━━━━━ The data ━━━━━

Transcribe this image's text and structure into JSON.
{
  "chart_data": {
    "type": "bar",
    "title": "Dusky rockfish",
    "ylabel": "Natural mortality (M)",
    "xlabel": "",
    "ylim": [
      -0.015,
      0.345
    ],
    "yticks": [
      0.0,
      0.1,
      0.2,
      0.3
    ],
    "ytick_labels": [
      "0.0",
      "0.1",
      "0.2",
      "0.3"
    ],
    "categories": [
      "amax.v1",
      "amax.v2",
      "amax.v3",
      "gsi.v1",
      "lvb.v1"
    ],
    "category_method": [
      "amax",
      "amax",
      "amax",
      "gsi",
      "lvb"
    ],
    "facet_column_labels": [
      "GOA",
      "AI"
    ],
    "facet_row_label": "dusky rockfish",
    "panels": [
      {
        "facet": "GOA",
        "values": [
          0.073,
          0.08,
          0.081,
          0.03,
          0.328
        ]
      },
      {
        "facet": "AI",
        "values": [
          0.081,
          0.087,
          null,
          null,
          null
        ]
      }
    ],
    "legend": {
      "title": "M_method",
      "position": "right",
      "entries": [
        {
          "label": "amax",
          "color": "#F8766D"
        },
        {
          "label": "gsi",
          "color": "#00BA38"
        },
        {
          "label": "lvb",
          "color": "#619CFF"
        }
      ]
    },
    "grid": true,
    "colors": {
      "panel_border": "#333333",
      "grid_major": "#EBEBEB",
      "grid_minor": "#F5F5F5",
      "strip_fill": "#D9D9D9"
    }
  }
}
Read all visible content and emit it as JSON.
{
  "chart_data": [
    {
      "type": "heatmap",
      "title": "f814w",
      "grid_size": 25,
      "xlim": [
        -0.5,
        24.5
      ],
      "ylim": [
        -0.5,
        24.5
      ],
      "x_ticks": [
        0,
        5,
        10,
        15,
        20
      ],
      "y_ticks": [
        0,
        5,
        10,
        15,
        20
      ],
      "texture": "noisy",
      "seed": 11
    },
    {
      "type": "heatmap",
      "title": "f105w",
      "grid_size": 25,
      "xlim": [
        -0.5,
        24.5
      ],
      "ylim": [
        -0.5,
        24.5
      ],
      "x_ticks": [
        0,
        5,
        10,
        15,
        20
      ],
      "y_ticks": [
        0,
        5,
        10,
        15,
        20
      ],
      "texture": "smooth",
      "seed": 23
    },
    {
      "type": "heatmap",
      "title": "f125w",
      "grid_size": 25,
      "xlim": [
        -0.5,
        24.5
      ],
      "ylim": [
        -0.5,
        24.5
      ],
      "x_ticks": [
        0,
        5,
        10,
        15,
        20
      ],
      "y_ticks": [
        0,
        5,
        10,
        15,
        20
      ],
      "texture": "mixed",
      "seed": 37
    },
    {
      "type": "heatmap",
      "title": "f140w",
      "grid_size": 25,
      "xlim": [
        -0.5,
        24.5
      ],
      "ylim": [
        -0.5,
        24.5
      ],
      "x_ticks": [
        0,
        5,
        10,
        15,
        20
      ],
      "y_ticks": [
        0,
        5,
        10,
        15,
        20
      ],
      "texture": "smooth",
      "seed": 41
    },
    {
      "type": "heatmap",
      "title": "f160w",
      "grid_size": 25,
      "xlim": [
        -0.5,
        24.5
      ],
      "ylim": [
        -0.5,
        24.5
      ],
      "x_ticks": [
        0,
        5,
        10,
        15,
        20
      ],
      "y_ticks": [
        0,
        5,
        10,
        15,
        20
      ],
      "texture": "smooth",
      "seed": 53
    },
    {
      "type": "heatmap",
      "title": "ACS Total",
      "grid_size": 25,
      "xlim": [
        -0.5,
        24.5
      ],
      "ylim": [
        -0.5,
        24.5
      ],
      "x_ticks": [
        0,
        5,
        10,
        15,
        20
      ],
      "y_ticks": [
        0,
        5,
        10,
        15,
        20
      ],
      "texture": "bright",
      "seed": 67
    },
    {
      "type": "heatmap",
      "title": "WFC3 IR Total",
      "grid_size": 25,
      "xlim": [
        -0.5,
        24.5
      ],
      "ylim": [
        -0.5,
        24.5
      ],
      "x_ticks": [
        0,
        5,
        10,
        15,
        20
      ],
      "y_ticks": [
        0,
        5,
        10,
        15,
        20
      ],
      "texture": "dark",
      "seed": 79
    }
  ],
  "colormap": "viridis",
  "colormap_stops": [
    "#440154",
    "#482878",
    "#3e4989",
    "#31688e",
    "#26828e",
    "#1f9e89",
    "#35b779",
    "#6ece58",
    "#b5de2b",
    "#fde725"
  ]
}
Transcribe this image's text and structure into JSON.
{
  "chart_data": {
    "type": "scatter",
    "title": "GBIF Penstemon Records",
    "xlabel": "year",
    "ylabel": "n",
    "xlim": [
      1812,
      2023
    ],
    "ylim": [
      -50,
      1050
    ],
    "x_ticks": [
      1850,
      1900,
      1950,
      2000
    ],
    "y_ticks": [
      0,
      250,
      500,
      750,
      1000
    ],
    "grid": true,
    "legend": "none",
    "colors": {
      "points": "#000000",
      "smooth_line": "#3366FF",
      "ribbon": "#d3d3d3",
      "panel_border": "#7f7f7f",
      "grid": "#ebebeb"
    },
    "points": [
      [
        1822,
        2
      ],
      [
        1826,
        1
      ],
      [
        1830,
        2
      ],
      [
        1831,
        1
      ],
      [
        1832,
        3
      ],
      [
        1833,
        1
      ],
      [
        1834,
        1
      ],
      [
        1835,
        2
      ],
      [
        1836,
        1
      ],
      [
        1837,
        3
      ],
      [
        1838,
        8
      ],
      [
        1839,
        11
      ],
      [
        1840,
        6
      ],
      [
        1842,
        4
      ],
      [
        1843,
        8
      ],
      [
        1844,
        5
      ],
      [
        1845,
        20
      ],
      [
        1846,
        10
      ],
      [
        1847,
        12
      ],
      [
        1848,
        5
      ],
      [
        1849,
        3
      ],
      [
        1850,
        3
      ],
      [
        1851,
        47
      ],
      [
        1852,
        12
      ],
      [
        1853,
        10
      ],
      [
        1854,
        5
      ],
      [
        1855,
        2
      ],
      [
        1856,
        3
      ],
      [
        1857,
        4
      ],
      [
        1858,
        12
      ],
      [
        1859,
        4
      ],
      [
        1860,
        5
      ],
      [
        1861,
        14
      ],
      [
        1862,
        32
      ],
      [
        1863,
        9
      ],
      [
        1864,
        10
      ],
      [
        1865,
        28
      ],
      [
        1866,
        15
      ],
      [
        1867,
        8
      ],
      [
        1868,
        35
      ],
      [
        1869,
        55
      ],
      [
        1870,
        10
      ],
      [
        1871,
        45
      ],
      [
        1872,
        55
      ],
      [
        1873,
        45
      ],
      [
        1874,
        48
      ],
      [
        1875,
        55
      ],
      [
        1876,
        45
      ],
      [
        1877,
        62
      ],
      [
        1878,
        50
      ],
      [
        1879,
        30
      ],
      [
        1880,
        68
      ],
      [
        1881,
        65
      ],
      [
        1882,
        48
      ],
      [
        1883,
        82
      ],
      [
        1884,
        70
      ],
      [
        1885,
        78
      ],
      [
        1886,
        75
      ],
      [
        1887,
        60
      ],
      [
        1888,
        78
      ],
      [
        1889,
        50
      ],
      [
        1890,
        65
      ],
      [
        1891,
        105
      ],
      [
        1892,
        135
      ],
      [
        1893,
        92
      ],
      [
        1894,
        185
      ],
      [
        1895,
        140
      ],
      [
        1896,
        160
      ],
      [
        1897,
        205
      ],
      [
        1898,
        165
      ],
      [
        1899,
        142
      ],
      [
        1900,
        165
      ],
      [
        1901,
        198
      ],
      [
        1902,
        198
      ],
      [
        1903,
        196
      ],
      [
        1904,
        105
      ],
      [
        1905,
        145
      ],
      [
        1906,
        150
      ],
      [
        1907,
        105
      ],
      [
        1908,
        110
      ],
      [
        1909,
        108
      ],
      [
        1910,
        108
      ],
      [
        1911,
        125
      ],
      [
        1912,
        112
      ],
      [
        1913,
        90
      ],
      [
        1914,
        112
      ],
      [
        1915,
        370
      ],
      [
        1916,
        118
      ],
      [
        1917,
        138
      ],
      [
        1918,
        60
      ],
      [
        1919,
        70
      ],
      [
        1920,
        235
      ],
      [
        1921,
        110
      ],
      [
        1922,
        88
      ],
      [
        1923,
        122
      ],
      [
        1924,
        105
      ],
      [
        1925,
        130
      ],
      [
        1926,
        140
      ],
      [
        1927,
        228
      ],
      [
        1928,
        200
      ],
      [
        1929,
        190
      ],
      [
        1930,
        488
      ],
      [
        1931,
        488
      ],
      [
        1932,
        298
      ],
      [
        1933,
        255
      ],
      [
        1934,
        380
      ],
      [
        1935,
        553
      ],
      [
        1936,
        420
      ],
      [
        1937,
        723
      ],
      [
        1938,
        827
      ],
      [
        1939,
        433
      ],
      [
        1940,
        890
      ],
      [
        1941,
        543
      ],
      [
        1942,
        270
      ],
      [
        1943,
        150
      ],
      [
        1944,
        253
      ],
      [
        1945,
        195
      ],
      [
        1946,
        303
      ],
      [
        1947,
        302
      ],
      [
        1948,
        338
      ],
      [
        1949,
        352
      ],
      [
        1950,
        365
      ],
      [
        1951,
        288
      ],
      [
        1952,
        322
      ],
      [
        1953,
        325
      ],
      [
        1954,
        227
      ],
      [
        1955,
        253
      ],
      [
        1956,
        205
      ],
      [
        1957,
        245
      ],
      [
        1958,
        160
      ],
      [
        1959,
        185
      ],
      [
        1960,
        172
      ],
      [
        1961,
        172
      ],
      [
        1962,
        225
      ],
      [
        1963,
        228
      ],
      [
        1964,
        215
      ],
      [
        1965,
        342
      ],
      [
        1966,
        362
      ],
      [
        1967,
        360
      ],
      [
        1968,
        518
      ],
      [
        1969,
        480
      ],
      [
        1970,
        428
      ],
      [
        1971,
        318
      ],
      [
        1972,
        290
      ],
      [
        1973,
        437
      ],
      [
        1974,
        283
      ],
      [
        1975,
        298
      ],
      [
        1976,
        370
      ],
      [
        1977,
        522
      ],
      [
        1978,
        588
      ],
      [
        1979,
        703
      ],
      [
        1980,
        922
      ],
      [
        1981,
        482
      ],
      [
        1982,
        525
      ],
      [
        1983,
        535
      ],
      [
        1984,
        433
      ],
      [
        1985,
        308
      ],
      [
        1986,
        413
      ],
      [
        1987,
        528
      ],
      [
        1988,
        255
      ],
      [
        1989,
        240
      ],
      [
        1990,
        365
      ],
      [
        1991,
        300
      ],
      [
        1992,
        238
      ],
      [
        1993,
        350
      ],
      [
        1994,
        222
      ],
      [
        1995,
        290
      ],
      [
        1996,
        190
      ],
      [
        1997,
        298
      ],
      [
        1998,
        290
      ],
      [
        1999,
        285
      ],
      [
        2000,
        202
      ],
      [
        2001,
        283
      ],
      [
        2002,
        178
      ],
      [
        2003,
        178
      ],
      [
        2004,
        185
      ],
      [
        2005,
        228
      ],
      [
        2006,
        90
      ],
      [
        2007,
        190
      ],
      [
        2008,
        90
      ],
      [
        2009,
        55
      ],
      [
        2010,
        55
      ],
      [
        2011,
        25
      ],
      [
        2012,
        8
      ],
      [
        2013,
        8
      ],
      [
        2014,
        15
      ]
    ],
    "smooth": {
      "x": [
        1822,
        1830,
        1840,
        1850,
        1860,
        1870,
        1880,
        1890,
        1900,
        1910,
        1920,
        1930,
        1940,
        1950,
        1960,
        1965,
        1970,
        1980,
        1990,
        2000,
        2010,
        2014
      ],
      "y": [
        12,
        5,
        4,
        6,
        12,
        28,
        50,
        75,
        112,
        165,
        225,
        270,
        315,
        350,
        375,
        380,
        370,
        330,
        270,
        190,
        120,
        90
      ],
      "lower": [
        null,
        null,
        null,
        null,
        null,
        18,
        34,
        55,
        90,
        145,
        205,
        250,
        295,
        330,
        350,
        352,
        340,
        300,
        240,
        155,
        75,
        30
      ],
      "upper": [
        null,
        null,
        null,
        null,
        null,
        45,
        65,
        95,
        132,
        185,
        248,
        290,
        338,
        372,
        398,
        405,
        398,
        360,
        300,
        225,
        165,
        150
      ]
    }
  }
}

━━━━━

Challenge:
Which lines above contain "seed"? Show each of them.

Written reply:
      "seed": 11
      "seed": 23
      "seed": 37
      "seed": 41
      "seed": 53
      "seed": 67
      "seed": 79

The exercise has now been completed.